SET TASK:
Look through the material below and count the lines with the string "Minimums". Report only the count.

-- begin DATA EXCERPTS --

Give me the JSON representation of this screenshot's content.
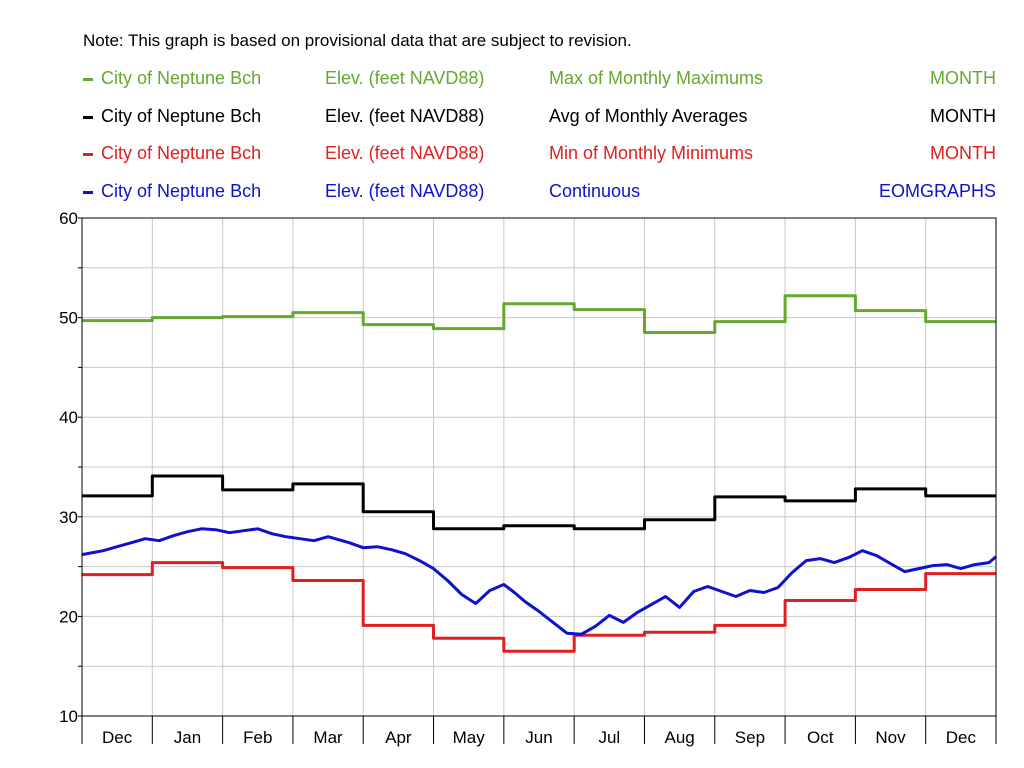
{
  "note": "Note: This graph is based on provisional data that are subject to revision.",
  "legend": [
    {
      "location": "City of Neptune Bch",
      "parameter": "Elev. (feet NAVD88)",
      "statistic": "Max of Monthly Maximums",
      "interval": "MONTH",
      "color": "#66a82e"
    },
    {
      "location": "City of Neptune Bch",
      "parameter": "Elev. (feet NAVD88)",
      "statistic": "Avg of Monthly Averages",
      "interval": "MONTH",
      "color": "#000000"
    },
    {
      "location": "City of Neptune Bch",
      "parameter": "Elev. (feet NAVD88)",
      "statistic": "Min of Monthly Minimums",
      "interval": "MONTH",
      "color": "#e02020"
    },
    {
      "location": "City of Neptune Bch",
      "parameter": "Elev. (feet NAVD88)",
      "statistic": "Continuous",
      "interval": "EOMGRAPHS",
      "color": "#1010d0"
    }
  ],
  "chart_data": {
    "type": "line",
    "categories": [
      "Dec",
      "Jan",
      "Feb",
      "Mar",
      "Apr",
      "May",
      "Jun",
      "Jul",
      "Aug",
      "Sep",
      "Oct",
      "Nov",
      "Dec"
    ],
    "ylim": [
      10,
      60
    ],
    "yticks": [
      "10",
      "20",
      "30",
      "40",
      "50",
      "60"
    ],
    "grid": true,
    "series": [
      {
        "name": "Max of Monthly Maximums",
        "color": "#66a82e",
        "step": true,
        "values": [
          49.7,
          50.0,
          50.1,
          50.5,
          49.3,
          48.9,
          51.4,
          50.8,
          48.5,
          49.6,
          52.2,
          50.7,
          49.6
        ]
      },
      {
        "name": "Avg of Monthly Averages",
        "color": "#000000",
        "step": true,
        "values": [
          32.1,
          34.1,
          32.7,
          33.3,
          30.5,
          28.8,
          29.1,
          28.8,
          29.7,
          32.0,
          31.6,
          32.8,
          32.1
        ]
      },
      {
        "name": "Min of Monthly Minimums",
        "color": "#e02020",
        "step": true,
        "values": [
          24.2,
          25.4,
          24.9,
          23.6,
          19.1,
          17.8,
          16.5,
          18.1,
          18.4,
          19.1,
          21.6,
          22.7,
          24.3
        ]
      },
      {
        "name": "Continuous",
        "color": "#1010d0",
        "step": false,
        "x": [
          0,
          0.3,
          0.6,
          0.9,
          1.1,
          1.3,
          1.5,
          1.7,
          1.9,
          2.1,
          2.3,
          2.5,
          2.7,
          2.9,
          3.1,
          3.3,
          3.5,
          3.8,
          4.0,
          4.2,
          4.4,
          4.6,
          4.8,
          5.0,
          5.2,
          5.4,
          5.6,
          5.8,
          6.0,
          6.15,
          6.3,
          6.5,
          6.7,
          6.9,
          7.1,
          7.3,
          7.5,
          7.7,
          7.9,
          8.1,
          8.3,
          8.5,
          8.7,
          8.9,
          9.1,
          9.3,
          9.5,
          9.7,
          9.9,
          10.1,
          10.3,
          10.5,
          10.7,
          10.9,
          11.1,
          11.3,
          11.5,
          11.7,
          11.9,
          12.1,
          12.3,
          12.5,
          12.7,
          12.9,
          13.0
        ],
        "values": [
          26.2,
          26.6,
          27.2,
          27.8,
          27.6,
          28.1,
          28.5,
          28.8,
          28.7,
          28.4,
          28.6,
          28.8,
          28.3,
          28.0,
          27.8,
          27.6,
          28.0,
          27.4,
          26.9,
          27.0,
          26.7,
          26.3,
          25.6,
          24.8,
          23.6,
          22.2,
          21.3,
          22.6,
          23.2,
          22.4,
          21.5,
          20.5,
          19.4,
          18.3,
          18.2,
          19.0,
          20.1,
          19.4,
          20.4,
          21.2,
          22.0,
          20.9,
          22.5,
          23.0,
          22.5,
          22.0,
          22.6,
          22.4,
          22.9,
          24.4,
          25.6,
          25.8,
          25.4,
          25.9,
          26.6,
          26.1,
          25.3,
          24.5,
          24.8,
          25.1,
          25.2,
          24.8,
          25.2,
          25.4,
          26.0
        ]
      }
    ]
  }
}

-- end DATA EXCERPTS --
-- begin DATA EXCERPTS --

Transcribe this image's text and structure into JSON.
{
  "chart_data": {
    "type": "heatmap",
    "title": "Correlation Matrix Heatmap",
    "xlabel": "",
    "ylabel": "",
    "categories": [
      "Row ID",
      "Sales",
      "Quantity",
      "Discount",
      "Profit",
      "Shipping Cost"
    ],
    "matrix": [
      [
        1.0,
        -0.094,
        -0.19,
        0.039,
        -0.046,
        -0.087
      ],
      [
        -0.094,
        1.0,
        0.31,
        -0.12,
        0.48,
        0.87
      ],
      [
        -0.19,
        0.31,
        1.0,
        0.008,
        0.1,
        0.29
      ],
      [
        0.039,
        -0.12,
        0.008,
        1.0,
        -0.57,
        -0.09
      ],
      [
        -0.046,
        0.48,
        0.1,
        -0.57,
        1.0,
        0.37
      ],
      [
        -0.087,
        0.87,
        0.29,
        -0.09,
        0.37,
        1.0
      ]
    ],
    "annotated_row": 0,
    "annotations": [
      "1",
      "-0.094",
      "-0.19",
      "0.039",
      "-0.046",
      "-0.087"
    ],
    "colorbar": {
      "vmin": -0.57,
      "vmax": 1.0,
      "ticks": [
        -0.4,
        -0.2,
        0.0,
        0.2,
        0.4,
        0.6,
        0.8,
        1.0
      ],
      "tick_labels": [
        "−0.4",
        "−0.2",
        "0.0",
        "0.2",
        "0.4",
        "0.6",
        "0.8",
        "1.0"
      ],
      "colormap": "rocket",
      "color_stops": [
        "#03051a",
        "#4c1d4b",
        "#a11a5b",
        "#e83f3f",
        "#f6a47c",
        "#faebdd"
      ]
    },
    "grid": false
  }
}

-- end DATA EXCERPTS --

FINAL ANSWER:
2